--- Exercise objective ---
In the listing that follows, how many lines contain the string "отдельным"? Provide only the number.

*-*-*

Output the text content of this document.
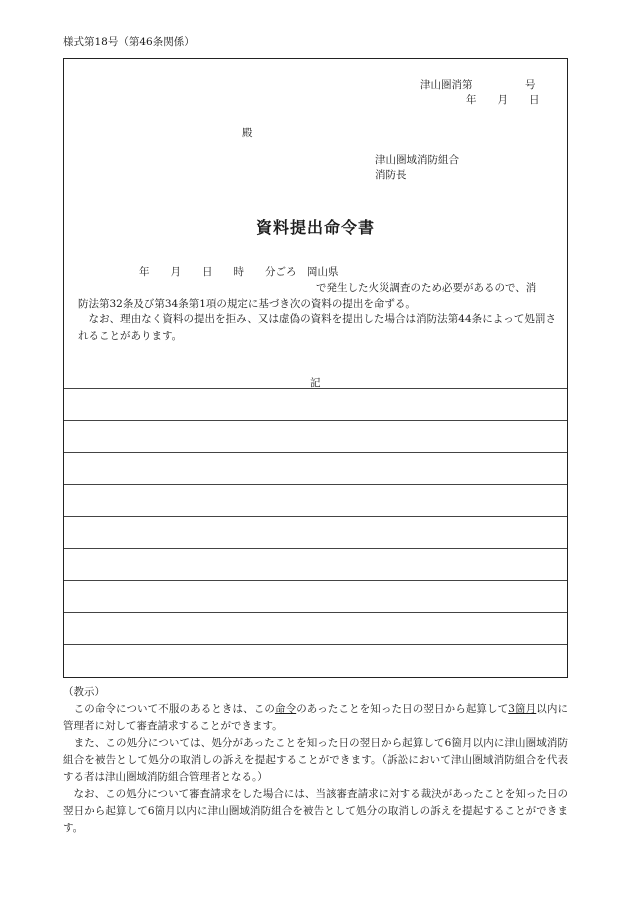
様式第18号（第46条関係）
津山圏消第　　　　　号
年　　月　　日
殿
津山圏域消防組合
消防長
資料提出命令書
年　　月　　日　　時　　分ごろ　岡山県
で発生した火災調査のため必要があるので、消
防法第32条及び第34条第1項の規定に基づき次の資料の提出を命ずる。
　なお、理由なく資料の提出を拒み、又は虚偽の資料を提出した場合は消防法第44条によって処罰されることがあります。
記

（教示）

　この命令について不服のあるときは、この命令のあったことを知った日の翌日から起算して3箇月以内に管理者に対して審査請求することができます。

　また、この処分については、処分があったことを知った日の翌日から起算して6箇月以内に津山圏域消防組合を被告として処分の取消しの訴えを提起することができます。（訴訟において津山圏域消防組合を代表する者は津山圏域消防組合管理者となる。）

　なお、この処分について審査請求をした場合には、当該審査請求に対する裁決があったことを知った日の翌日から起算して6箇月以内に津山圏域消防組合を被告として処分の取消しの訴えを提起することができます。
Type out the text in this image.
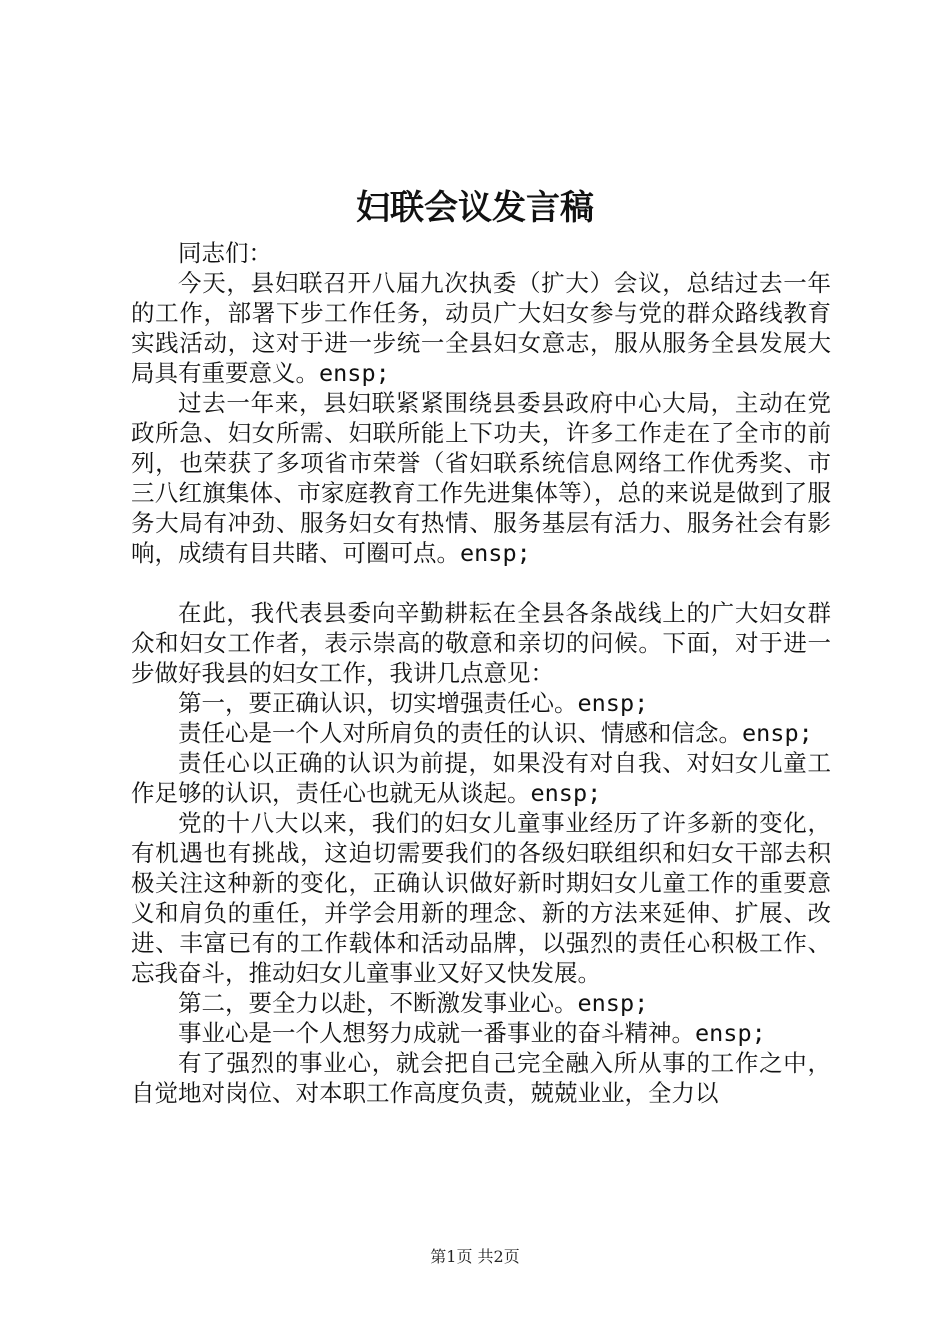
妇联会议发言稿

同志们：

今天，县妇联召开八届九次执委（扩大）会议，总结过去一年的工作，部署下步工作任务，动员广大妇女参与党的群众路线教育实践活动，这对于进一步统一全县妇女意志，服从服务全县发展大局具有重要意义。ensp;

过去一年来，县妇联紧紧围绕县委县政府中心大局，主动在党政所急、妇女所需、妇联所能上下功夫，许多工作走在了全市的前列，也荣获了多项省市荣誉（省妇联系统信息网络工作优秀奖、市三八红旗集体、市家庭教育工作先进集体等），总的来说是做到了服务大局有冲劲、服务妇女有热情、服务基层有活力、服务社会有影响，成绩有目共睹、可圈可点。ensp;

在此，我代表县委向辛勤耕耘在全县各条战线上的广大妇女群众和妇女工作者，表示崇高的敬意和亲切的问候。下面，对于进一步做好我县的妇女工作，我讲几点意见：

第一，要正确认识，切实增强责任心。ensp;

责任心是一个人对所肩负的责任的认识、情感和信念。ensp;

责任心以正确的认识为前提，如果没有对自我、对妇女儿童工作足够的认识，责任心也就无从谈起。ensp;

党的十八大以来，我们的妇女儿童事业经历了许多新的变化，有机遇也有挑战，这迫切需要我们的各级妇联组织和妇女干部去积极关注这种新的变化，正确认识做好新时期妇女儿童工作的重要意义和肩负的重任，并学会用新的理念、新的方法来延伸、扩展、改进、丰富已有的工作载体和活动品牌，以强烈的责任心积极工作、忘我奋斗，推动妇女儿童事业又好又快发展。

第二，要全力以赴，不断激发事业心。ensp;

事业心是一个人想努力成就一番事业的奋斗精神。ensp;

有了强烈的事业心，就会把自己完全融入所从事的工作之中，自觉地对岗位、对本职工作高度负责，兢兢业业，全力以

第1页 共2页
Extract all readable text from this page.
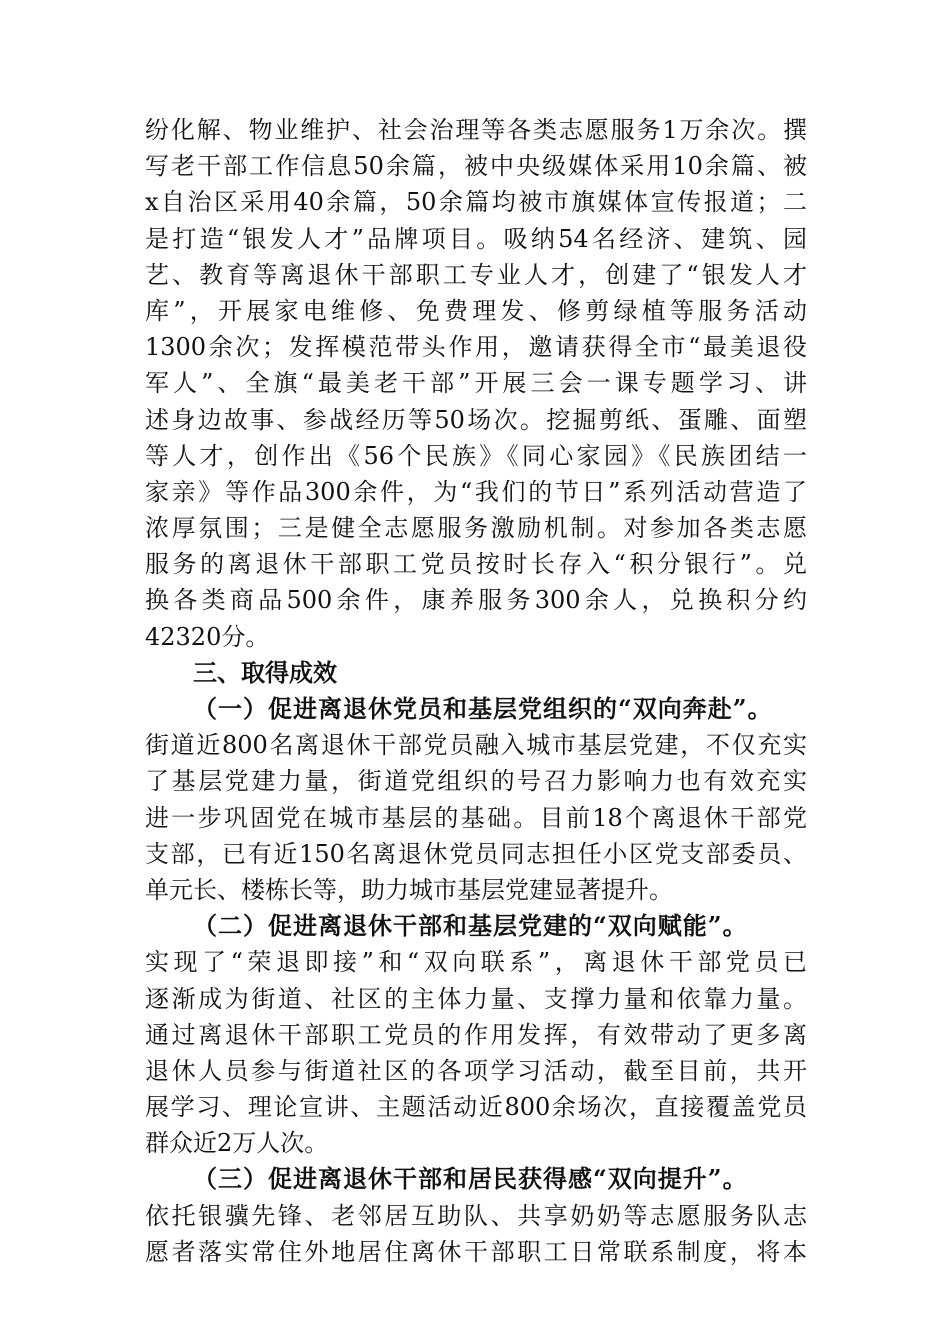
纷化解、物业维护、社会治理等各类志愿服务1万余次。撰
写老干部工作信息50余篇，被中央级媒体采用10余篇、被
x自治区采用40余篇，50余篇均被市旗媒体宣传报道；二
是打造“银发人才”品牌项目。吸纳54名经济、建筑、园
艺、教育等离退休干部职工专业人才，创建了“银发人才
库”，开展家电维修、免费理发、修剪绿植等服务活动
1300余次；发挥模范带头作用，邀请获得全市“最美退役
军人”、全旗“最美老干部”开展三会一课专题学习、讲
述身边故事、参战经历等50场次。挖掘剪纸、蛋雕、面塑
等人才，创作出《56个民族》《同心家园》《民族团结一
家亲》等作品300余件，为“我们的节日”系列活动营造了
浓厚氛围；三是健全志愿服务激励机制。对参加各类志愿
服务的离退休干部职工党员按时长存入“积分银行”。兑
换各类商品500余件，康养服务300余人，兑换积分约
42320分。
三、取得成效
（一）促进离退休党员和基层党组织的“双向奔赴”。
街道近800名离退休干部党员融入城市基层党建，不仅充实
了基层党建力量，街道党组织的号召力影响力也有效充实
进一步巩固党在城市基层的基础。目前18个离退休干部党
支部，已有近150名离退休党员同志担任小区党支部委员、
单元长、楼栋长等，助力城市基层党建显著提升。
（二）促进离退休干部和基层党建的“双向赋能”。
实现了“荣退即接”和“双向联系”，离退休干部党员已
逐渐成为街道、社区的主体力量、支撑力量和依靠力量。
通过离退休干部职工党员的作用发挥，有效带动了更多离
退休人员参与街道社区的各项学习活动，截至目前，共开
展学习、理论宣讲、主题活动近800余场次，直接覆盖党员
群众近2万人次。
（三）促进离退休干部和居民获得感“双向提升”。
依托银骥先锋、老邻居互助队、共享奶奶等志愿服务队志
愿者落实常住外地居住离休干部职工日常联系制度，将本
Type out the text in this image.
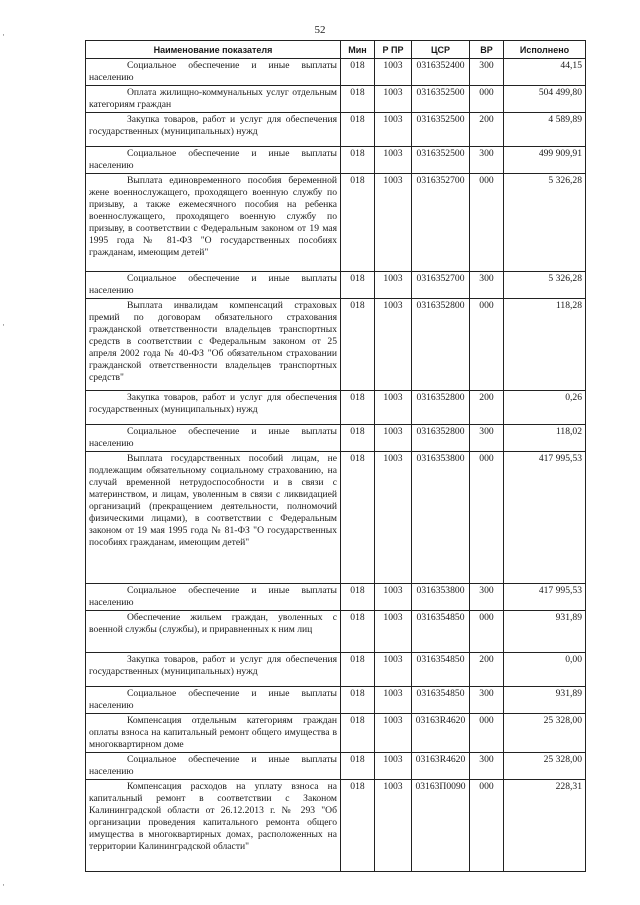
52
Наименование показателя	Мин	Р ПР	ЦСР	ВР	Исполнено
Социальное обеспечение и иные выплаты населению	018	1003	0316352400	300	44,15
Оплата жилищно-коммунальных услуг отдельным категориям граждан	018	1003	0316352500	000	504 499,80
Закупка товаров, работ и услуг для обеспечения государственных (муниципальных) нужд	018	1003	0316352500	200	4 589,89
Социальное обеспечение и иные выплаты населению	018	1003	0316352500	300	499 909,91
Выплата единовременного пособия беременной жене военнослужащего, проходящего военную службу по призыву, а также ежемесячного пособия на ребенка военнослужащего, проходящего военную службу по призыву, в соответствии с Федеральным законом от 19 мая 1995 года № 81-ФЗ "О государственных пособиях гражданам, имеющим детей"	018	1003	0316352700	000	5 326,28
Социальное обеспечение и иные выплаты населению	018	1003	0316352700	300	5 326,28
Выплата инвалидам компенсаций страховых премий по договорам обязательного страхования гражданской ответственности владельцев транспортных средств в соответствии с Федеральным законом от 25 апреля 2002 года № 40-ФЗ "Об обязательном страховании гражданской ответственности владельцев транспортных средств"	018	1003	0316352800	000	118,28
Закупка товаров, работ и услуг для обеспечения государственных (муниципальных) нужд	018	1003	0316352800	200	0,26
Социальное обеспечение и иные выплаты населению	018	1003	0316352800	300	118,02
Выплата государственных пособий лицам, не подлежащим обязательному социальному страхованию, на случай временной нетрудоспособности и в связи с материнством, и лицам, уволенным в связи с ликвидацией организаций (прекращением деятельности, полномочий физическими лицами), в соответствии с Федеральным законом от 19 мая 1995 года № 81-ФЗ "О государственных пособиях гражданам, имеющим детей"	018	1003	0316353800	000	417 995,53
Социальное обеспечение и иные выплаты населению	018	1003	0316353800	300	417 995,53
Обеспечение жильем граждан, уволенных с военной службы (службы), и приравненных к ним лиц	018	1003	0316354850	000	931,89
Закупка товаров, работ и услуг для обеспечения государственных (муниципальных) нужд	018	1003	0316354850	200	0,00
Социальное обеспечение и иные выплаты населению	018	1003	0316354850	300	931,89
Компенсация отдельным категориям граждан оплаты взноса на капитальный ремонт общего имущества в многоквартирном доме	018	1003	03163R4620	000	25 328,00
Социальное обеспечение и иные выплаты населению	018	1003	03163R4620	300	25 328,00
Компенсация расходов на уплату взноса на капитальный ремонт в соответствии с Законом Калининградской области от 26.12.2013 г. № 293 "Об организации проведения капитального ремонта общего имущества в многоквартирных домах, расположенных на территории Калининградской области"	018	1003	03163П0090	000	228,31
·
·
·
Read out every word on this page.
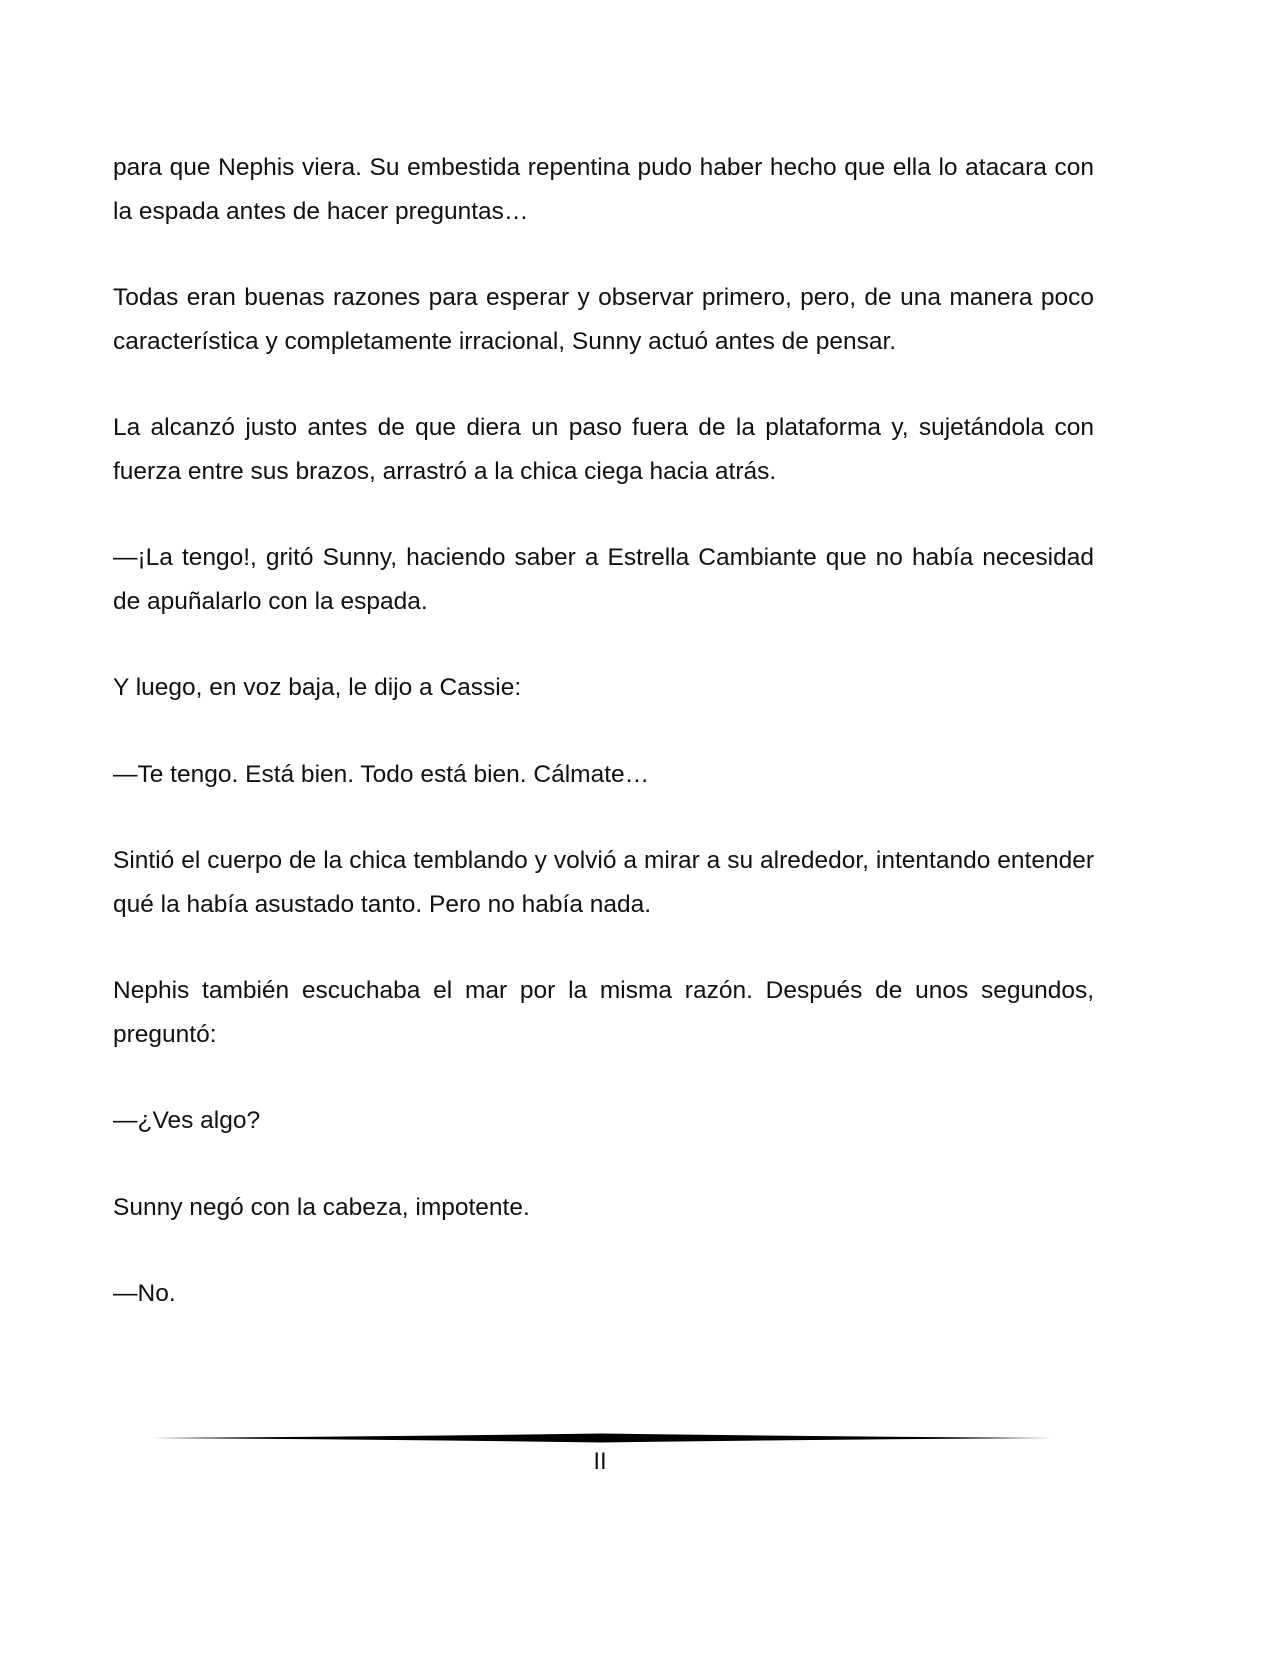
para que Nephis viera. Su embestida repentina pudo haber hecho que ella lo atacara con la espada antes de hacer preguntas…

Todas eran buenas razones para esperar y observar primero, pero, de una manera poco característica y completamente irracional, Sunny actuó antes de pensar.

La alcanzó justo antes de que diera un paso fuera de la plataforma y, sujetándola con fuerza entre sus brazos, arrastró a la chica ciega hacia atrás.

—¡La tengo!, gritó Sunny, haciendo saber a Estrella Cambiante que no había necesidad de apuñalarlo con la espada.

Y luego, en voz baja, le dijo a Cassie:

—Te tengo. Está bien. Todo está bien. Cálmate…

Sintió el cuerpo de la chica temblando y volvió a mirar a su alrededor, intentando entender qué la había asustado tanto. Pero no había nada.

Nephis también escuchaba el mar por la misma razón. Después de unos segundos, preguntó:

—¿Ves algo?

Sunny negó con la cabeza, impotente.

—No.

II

*-*-*

--- Response to this task ---
2